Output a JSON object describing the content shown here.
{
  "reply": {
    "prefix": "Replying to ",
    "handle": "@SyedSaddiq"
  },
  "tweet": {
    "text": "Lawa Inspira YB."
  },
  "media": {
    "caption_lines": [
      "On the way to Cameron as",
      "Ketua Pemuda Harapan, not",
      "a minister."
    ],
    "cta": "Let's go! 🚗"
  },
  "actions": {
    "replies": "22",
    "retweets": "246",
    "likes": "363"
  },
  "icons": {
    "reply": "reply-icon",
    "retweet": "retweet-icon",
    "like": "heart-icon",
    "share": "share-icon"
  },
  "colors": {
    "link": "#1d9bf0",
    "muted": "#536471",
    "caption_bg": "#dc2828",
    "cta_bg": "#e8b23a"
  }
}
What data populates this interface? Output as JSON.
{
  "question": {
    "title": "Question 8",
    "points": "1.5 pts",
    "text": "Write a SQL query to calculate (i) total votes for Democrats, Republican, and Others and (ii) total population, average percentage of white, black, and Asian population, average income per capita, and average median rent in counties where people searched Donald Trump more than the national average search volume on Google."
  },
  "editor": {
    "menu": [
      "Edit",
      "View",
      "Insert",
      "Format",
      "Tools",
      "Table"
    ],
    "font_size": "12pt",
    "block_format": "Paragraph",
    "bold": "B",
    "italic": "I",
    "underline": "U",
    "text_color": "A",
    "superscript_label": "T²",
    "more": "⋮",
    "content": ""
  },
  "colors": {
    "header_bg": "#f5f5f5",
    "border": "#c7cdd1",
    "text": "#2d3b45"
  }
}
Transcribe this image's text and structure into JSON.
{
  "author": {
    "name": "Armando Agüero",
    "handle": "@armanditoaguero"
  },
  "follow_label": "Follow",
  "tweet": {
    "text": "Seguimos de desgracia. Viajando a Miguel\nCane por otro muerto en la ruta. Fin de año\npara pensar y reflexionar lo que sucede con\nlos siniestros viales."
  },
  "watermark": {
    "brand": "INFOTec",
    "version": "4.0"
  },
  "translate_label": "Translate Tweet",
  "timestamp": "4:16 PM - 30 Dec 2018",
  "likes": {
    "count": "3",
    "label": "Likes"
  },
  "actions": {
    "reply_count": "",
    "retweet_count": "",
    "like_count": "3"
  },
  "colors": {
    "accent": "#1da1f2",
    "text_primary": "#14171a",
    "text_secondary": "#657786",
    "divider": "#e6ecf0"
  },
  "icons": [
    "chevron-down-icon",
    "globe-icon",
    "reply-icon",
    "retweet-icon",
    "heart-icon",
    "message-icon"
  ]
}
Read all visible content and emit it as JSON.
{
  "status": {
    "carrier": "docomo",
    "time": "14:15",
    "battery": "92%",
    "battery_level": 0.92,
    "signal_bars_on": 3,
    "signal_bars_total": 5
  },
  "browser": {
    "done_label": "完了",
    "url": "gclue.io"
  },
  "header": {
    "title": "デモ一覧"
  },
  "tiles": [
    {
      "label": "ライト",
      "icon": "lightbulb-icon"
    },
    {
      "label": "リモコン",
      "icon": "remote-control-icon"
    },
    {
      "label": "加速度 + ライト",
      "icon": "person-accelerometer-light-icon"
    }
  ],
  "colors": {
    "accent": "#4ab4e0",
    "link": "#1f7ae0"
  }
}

========

TASK INSTRUCTIONS —
In the records, locate each line holding the string "content" and copy it.

PROBLEM SOLUTION —
Output a JSON object describing the content shown here.
    "content": ""
Read all visible content and emit it as JSON.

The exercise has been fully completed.